--- PROVIDED DATA ---

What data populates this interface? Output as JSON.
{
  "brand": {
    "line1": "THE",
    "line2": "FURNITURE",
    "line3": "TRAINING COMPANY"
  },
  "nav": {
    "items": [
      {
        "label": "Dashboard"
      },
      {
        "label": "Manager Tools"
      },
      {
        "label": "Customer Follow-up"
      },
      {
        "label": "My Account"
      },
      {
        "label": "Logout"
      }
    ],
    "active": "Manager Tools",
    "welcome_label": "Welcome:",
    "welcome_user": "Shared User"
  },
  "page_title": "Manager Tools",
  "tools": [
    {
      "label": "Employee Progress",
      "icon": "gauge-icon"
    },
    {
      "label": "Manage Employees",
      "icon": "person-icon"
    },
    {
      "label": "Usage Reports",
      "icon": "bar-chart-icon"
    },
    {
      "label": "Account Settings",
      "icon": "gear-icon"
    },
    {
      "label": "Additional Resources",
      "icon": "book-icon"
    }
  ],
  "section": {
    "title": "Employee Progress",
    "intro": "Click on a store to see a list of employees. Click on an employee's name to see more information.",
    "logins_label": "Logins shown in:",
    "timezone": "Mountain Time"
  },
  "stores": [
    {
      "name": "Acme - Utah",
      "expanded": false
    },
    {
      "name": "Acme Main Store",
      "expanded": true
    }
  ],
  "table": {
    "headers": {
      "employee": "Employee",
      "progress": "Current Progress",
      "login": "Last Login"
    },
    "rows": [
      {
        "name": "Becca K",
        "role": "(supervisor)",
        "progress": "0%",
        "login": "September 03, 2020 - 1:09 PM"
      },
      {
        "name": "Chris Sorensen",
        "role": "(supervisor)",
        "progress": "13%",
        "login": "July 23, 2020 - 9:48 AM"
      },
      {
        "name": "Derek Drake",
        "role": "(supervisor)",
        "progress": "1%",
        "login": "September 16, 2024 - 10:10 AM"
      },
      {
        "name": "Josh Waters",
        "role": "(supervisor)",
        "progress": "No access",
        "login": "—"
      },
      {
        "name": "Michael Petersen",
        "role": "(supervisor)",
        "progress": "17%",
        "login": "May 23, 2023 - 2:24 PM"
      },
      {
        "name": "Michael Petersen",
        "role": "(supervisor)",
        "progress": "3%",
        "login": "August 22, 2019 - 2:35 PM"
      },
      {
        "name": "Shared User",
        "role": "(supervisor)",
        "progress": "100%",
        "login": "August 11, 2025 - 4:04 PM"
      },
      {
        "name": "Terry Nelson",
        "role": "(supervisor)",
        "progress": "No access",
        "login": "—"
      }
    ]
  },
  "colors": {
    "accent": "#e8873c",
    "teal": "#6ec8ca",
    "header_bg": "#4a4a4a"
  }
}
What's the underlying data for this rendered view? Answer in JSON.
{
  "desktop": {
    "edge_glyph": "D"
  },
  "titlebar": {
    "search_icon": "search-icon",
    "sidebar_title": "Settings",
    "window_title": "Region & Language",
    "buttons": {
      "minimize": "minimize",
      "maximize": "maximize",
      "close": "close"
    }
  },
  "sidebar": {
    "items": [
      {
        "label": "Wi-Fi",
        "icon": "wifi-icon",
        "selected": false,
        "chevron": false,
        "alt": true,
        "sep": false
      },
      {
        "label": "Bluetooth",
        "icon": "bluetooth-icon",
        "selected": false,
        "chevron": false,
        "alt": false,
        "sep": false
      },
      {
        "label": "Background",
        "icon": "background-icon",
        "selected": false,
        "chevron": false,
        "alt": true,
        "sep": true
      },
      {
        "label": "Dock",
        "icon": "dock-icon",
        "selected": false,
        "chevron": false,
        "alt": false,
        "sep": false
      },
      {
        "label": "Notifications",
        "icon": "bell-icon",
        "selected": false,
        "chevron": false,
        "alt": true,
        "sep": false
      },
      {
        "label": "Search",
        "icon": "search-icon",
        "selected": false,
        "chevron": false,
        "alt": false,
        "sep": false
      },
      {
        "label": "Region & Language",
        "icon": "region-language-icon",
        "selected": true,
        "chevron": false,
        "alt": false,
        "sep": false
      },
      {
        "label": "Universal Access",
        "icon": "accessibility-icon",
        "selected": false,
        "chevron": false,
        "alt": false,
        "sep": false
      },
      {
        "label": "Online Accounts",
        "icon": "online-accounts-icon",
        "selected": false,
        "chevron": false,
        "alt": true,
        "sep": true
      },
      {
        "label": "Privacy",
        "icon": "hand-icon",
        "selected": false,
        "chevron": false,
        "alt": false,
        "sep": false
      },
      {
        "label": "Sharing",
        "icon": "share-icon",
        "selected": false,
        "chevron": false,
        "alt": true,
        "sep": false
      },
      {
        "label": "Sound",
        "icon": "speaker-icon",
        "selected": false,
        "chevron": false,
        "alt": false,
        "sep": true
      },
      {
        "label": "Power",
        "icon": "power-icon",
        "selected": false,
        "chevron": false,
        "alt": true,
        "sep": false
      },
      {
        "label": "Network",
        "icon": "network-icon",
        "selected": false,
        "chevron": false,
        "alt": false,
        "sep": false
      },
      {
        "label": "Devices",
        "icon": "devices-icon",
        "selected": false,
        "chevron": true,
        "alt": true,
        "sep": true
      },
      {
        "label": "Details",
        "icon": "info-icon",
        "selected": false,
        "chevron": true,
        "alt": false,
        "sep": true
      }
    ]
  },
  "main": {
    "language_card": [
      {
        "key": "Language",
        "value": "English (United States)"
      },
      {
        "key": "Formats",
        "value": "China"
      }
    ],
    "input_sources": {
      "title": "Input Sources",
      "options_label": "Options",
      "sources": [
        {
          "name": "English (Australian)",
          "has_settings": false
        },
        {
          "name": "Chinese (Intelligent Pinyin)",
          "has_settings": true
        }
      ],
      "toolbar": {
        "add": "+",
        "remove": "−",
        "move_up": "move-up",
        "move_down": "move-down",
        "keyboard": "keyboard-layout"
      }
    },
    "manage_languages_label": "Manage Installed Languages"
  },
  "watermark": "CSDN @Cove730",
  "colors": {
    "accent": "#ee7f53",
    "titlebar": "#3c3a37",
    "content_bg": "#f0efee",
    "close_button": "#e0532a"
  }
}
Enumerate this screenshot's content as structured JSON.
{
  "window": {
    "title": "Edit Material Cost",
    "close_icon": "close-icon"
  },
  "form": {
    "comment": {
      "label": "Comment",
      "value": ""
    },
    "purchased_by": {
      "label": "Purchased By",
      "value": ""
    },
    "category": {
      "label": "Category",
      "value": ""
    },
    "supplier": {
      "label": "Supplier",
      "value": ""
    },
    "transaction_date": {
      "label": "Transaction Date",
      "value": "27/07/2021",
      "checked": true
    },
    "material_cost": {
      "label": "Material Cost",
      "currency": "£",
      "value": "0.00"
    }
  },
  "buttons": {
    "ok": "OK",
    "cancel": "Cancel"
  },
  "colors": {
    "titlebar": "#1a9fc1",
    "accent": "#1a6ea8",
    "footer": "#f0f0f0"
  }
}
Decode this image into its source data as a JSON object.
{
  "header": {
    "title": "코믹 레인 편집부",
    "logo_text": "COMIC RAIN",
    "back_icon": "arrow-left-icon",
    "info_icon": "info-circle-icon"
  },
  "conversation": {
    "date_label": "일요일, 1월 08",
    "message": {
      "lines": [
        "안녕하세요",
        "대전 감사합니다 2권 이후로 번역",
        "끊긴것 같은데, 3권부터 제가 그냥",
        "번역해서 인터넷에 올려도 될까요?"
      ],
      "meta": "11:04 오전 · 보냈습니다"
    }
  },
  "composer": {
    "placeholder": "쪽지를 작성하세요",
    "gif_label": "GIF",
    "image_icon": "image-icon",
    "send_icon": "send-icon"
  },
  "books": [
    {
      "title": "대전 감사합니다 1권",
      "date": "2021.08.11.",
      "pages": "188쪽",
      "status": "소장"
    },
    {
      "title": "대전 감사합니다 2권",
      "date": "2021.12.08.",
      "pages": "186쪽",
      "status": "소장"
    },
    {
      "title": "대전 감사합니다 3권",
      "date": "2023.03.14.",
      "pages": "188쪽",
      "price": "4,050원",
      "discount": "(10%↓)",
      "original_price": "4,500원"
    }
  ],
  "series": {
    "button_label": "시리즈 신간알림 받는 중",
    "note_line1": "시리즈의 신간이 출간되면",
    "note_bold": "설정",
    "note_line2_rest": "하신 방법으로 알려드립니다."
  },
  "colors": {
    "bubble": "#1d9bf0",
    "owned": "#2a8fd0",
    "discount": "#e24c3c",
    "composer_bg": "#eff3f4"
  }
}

---

SHORT PROBLEM
Find the word "JSON" in the records and pull out each line that has it.

SOLUTION FOR THIS PROBLEM
What data populates this interface? Output as JSON.
What's the underlying data for this rendered view? Answer in JSON.
Enumerate this screenshot's content as structured JSON.
Decode this image into its source data as a JSON object.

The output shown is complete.